▶ _Problem to solve_: Extract all of the entries and give them again, word for word.

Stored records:
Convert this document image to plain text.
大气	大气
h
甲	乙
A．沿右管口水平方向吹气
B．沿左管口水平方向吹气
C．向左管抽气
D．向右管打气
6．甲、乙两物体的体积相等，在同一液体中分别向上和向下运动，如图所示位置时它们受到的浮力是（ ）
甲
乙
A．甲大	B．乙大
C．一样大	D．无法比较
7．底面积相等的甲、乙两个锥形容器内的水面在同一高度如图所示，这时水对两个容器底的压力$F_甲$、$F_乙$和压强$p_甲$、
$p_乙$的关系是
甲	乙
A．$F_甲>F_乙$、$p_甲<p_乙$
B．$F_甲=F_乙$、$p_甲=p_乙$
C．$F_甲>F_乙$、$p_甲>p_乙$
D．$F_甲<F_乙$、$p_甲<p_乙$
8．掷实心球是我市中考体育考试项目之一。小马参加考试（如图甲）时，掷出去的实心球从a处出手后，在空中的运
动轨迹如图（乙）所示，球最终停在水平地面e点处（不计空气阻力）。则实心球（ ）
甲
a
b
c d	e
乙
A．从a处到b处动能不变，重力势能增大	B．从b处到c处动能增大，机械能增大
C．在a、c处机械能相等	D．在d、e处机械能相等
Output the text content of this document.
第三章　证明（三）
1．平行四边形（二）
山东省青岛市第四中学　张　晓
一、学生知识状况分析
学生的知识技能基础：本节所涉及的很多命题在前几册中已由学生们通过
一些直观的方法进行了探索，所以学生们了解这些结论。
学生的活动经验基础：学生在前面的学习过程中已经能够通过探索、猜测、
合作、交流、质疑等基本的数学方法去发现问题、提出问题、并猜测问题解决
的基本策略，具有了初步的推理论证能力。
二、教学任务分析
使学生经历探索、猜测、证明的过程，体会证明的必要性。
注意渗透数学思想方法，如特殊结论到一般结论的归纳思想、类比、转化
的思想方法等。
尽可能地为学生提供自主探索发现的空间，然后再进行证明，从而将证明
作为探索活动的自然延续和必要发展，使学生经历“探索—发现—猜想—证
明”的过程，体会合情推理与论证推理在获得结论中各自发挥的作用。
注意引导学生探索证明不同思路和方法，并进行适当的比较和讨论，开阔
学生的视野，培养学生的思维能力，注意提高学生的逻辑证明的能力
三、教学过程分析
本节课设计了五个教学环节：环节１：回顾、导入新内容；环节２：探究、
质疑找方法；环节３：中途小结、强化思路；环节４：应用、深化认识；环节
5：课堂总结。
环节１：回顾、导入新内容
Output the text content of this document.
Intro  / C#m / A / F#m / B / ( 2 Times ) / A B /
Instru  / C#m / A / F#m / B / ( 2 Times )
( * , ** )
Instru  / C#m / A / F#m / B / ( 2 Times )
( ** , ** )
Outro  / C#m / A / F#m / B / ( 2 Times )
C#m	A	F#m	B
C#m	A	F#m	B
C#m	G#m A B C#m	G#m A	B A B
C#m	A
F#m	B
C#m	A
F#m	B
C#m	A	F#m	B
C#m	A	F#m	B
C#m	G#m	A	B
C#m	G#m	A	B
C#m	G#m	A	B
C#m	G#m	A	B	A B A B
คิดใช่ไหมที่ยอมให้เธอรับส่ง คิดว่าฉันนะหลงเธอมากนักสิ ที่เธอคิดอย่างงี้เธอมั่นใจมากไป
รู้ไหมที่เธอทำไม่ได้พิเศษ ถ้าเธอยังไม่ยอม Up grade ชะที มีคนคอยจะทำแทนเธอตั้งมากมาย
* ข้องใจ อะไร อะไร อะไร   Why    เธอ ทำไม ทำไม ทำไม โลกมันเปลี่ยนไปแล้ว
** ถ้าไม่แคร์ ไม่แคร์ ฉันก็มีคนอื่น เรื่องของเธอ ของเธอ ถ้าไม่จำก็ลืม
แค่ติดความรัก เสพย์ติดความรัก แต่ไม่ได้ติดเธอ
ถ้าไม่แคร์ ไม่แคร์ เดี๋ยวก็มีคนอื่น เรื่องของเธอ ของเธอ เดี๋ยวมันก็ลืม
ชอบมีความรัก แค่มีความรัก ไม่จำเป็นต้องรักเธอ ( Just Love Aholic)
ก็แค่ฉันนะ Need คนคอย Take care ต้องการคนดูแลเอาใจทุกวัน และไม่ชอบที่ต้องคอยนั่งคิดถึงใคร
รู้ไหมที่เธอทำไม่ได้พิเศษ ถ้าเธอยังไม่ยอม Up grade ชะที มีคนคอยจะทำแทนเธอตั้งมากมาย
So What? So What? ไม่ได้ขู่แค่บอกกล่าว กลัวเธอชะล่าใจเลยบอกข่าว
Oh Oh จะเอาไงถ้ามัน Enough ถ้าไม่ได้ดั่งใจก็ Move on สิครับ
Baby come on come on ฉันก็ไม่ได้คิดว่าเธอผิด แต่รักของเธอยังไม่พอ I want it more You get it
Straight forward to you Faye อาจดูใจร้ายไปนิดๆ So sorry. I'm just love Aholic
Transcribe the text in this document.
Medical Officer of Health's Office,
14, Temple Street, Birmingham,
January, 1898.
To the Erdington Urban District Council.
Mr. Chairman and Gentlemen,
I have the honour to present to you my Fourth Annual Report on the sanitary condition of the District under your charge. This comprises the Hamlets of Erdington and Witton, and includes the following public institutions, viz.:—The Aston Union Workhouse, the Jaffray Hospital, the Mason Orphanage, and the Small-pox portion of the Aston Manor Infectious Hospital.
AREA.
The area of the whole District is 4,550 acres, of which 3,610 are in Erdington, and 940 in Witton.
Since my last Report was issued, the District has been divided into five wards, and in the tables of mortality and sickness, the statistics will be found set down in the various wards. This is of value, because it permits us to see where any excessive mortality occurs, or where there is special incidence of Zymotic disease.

▶ _Expected answer_:
Convert this document image to plain text.
大气	大气
h
甲	乙
A．沿右管口水平方向吹气
B．沿左管口水平方向吹气
C．向左管抽气
D．向右管打气
6．甲、乙两物体的体积相等，在同一液体中分别向上和向下运动，如图所示位置时它们受到的浮力是（ ）
甲
乙
A．甲大	B．乙大
C．一样大	D．无法比较
7．底面积相等的甲、乙两个锥形容器内的水面在同一高度如图所示，这时水对两个容器底的压力$F_甲$、$F_乙$和压强$p_甲$、
$p_乙$的关系是
甲	乙
A．$F_甲>F_乙$、$p_甲<p_乙$
B．$F_甲=F_乙$、$p_甲=p_乙$
C．$F_甲>F_乙$、$p_甲>p_乙$
D．$F_甲<F_乙$、$p_甲<p_乙$
8．掷实心球是我市中考体育考试项目之一。小马参加考试（如图甲）时，掷出去的实心球从a处出手后，在空中的运
动轨迹如图（乙）所示，球最终停在水平地面e点处（不计空气阻力）。则实心球（ ）
甲
a
b
c d	e
乙
A．从a处到b处动能不变，重力势能增大	B．从b处到c处动能增大，机械能增大
C．在a、c处机械能相等	D．在d、e处机械能相等
Output the text content of this document.
第三章　证明（三）
1．平行四边形（二）
山东省青岛市第四中学　张　晓
一、学生知识状况分析
学生的知识技能基础：本节所涉及的很多命题在前几册中已由学生们通过
一些直观的方法进行了探索，所以学生们了解这些结论。
学生的活动经验基础：学生在前面的学习过程中已经能够通过探索、猜测、
合作、交流、质疑等基本的数学方法去发现问题、提出问题、并猜测问题解决
的基本策略，具有了初步的推理论证能力。
二、教学任务分析
使学生经历探索、猜测、证明的过程，体会证明的必要性。
注意渗透数学思想方法，如特殊结论到一般结论的归纳思想、类比、转化
的思想方法等。
尽可能地为学生提供自主探索发现的空间，然后再进行证明，从而将证明
作为探索活动的自然延续和必要发展，使学生经历“探索—发现—猜想—证
明”的过程，体会合情推理与论证推理在获得结论中各自发挥的作用。
注意引导学生探索证明不同思路和方法，并进行适当的比较和讨论，开阔
学生的视野，培养学生的思维能力，注意提高学生的逻辑证明的能力
三、教学过程分析
本节课设计了五个教学环节：环节１：回顾、导入新内容；环节２：探究、
质疑找方法；环节３：中途小结、强化思路；环节４：应用、深化认识；环节
5：课堂总结。
环节１：回顾、导入新内容
Output the text content of this document.
Intro  / C#m / A / F#m / B / ( 2 Times ) / A B /
Instru  / C#m / A / F#m / B / ( 2 Times )
( * , ** )
Instru  / C#m / A / F#m / B / ( 2 Times )
( ** , ** )
Outro  / C#m / A / F#m / B / ( 2 Times )
C#m	A	F#m	B
C#m	A	F#m	B
C#m	G#m A B C#m	G#m A	B A B
C#m	A
F#m	B
C#m	A
F#m	B
C#m	A	F#m	B
C#m	A	F#m	B
C#m	G#m	A	B
C#m	G#m	A	B
C#m	G#m	A	B
C#m	G#m	A	B	A B A B
คิดใช่ไหมที่ยอมให้เธอรับส่ง คิดว่าฉันนะหลงเธอมากนักสิ ที่เธอคิดอย่างงี้เธอมั่นใจมากไป
รู้ไหมที่เธอทำไม่ได้พิเศษ ถ้าเธอยังไม่ยอม Up grade ชะที มีคนคอยจะทำแทนเธอตั้งมากมาย
* ข้องใจ อะไร อะไร อะไร   Why    เธอ ทำไม ทำไม ทำไม โลกมันเปลี่ยนไปแล้ว
** ถ้าไม่แคร์ ไม่แคร์ ฉันก็มีคนอื่น เรื่องของเธอ ของเธอ ถ้าไม่จำก็ลืม
แค่ติดความรัก เสพย์ติดความรัก แต่ไม่ได้ติดเธอ
ถ้าไม่แคร์ ไม่แคร์ เดี๋ยวก็มีคนอื่น เรื่องของเธอ ของเธอ เดี๋ยวมันก็ลืม
ชอบมีความรัก แค่มีความรัก ไม่จำเป็นต้องรักเธอ ( Just Love Aholic)
ก็แค่ฉันนะ Need คนคอย Take care ต้องการคนดูแลเอาใจทุกวัน และไม่ชอบที่ต้องคอยนั่งคิดถึงใคร
รู้ไหมที่เธอทำไม่ได้พิเศษ ถ้าเธอยังไม่ยอม Up grade ชะที มีคนคอยจะทำแทนเธอตั้งมากมาย
So What? So What? ไม่ได้ขู่แค่บอกกล่าว กลัวเธอชะล่าใจเลยบอกข่าว
Oh Oh จะเอาไงถ้ามัน Enough ถ้าไม่ได้ดั่งใจก็ Move on สิครับ
Baby come on come on ฉันก็ไม่ได้คิดว่าเธอผิด แต่รักของเธอยังไม่พอ I want it more You get it
Straight forward to you Faye อาจดูใจร้ายไปนิดๆ So sorry. I'm just love Aholic
Transcribe the text in this document.
Medical Officer of Health's Office,
14, Temple Street, Birmingham,
January, 1898.
To the Erdington Urban District Council.
Mr. Chairman and Gentlemen,
I have the honour to present to you my Fourth Annual Report on the sanitary condition of the District under your charge. This comprises the Hamlets of Erdington and Witton, and includes the following public institutions, viz.:—The Aston Union Workhouse, the Jaffray Hospital, the Mason Orphanage, and the Small-pox portion of the Aston Manor Infectious Hospital.
AREA.
The area of the whole District is 4,550 acres, of which 3,610 are in Erdington, and 940 in Witton.
Since my last Report was issued, the District has been divided into five wards, and in the tables of mortality and sickness, the statistics will be found set down in the various wards. This is of value, because it permits us to see where any excessive mortality occurs, or where there is special incidence of Zymotic disease.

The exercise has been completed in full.